## AIM OF THE TASK:
Every line that contains the word "інтенсивності" should be copied out.

## PROVIDED DATA:
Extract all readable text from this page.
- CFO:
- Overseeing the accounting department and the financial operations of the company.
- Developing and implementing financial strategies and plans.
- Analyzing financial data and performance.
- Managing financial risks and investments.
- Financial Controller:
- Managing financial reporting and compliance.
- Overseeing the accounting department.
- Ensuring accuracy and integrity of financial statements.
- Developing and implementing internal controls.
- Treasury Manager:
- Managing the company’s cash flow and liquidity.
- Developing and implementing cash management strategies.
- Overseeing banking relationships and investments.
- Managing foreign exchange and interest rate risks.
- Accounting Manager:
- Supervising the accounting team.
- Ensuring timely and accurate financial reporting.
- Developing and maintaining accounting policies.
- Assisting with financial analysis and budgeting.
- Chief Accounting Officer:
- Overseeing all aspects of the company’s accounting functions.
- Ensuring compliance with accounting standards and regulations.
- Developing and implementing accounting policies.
==
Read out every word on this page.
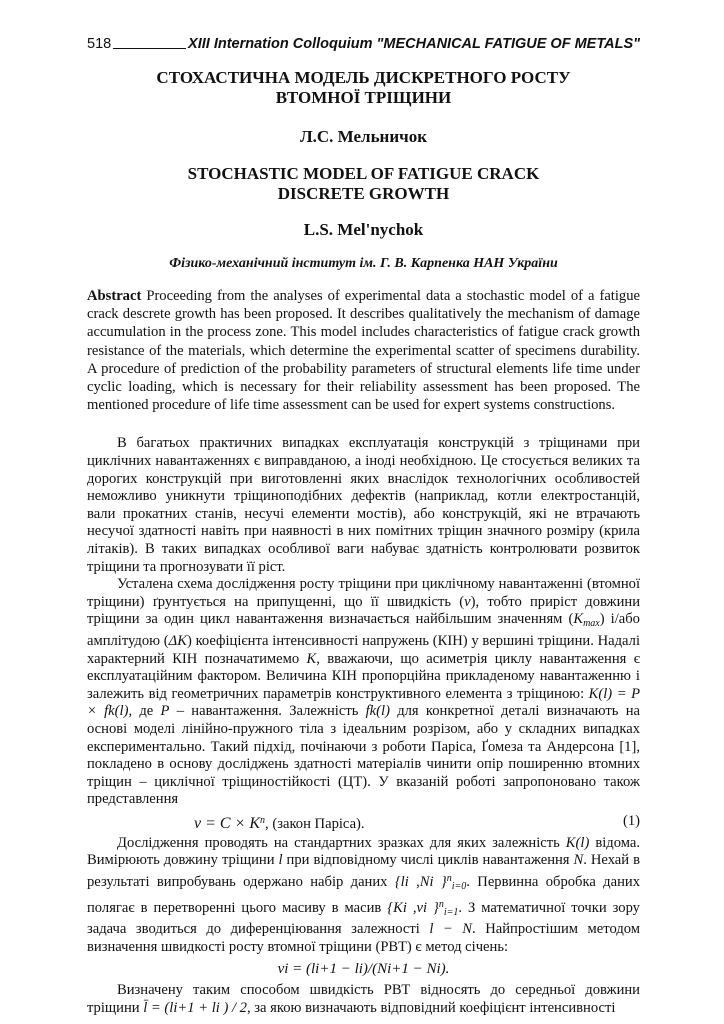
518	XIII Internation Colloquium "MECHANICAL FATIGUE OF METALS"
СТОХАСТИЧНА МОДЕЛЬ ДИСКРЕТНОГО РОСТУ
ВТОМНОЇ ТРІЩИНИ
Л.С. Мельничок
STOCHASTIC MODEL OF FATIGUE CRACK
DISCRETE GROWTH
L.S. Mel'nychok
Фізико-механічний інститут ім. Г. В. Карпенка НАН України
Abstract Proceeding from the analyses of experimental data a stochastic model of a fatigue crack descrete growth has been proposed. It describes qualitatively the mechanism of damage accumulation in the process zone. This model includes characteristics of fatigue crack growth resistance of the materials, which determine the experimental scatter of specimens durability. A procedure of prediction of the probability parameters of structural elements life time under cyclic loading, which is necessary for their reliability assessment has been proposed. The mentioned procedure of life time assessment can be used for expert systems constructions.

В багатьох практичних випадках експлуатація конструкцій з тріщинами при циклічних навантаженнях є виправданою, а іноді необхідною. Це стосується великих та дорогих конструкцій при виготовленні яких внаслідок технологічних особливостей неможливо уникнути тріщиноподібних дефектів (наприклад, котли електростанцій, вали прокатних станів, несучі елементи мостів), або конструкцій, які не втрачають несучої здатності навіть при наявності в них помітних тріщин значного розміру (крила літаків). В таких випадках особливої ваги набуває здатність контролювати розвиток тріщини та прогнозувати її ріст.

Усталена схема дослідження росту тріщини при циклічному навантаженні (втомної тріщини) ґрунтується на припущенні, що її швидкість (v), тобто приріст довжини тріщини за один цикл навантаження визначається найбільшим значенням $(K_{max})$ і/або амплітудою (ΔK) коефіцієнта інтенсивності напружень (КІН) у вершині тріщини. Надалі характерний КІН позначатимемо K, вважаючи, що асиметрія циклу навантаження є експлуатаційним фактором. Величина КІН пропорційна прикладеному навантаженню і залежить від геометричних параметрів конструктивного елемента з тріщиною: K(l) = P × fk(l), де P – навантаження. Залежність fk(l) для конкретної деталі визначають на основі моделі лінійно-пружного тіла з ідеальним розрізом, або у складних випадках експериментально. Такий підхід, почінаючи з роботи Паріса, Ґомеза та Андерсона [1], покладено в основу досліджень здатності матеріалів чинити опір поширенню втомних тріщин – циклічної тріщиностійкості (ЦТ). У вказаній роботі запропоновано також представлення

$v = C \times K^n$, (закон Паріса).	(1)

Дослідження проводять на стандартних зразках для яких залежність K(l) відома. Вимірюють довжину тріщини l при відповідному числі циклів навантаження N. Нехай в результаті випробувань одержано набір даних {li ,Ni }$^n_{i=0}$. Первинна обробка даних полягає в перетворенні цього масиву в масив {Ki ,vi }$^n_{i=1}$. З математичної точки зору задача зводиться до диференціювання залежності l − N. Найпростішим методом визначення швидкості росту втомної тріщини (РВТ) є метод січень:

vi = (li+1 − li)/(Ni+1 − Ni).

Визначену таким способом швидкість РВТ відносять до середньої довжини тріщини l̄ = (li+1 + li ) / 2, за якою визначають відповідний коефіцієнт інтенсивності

## WRITTEN ANSWER:
Усталена схема дослідження росту тріщини при циклічному навантаженні (втомної тріщини) ґрунтується на припущенні, що її швидкість (v), тобто приріст довжини тріщини за один цикл навантаження визначається найбільшим значенням $(K_{max})$ і/або амплітудою (ΔK) коефіцієнта інтенсивності напружень (КІН) у вершині тріщини. Надалі характерний КІН позначатимемо K, вважаючи, що асиметрія циклу навантаження є експлуатаційним фактором. Величина КІН пропорційна прикладеному навантаженню і залежить від геометричних параметрів конструктивного елемента з тріщиною: K(l) = P × fk(l), де P – навантаження. Залежність fk(l) для конкретної деталі визначають на основі моделі лінійно-пружного тіла з ідеальним розрізом, або у складних випадках експериментально. Такий підхід, почінаючи з роботи Паріса, Ґомеза та Андерсона [1], покладено в основу досліджень здатності матеріалів чинити опір поширенню втомних тріщин – циклічної тріщиностійкості (ЦТ). У вказаній роботі запропоновано також представлення
Визначену таким способом швидкість РВТ відносять до середньої довжини тріщини l̄ = (li+1 + li ) / 2, за якою визначають відповідний коефіцієнт інтенсивності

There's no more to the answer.